Write out every entry exactly as it appears.

[start]

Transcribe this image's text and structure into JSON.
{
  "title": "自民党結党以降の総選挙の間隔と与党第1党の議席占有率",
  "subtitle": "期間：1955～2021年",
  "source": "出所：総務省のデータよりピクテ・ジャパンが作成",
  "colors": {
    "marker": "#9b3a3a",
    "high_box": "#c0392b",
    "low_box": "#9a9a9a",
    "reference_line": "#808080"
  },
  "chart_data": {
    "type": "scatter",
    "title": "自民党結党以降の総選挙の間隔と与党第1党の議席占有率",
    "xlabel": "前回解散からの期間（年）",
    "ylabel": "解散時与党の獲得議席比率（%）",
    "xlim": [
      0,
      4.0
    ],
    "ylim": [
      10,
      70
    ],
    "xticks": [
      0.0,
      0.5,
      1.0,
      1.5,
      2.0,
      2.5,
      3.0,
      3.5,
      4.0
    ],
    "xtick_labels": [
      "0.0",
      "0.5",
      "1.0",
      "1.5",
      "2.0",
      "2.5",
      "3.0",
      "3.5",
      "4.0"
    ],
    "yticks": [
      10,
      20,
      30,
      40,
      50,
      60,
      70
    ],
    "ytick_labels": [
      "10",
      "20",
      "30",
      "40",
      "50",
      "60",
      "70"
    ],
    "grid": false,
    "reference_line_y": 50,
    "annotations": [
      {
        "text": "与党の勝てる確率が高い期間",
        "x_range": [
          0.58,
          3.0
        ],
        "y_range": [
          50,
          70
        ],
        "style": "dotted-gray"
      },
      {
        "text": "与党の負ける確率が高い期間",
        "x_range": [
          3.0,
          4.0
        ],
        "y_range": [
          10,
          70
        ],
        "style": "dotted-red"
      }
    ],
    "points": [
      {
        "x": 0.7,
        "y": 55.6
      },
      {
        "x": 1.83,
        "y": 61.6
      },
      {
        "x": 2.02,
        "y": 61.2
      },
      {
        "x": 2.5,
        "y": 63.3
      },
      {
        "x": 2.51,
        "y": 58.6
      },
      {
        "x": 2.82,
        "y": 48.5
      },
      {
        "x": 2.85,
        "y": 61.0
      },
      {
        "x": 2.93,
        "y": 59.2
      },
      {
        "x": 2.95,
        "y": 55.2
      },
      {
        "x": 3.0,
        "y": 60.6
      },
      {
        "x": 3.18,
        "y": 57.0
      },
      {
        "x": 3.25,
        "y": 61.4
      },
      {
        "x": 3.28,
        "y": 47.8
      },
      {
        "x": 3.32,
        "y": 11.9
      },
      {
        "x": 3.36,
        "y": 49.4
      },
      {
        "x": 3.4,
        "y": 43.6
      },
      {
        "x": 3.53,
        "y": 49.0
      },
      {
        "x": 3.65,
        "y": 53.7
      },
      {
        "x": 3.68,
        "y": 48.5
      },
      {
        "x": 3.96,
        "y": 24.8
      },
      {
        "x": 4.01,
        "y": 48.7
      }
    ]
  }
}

[end]

Response for this exercise:
Transcribe this image's text and structure into JSON.
{
  "title": "自民党結党以降の総選挙の間隔と与党第1党の議席占有率",
  "subtitle": "期間：1955～2021年",
  "source": "出所：総務省のデータよりピクテ・ジャパンが作成",
  "colors": {
    "marker": "#9b3a3a",
    "high_box": "#c0392b",
    "low_box": "#9a9a9a",
    "reference_line": "#808080"
  },
  "chart_data": {
    "type": "scatter",
    "title": "自民党結党以降の総選挙の間隔と与党第1党の議席占有率",
    "xlabel": "前回解散からの期間（年）",
    "ylabel": "解散時与党の獲得議席比率（%）",
    "xlim": [
      0,
      4.0
    ],
    "ylim": [
      10,
      70
    ],
    "xticks": [
      0.0,
      0.5,
      1.0,
      1.5,
      2.0,
      2.5,
      3.0,
      3.5,
      4.0
    ],
    "xtick_labels": [
      "0.0",
      "0.5",
      "1.0",
      "1.5",
      "2.0",
      "2.5",
      "3.0",
      "3.5",
      "4.0"
    ],
    "yticks": [
      10,
      20,
      30,
      40,
      50,
      60,
      70
    ],
    "ytick_labels": [
      "10",
      "20",
      "30",
      "40",
      "50",
      "60",
      "70"
    ],
    "grid": false,
    "reference_line_y": 50,
    "annotations": [
      {
        "text": "与党の勝てる確率が高い期間",
        "x_range": [
          0.58,
          3.0
        ],
        "y_range": [
          50,
          70
        ],
        "style": "dotted-gray"
      },
      {
        "text": "与党の負ける確率が高い期間",
        "x_range": [
          3.0,
          4.0
        ],
        "y_range": [
          10,
          70
        ],
        "style": "dotted-red"
      }
    ],
    "points": [
      {
        "x": 0.7,
        "y": 55.6
      },
      {
        "x": 1.83,
        "y": 61.6
      },
      {
        "x": 2.02,
        "y": 61.2
      },
      {
        "x": 2.5,
        "y": 63.3
      },
      {
        "x": 2.51,
        "y": 58.6
      },
      {
        "x": 2.82,
        "y": 48.5
      },
      {
        "x": 2.85,
        "y": 61.0
      },
      {
        "x": 2.93,
        "y": 59.2
      },
      {
        "x": 2.95,
        "y": 55.2
      },
      {
        "x": 3.0,
        "y": 60.6
      },
      {
        "x": 3.18,
        "y": 57.0
      },
      {
        "x": 3.25,
        "y": 61.4
      },
      {
        "x": 3.28,
        "y": 47.8
      },
      {
        "x": 3.32,
        "y": 11.9
      },
      {
        "x": 3.36,
        "y": 49.4
      },
      {
        "x": 3.4,
        "y": 43.6
      },
      {
        "x": 3.53,
        "y": 49.0
      },
      {
        "x": 3.65,
        "y": 53.7
      },
      {
        "x": 3.68,
        "y": 48.5
      },
      {
        "x": 3.96,
        "y": 24.8
      },
      {
        "x": 4.01,
        "y": 48.7
      }
    ]
  }
}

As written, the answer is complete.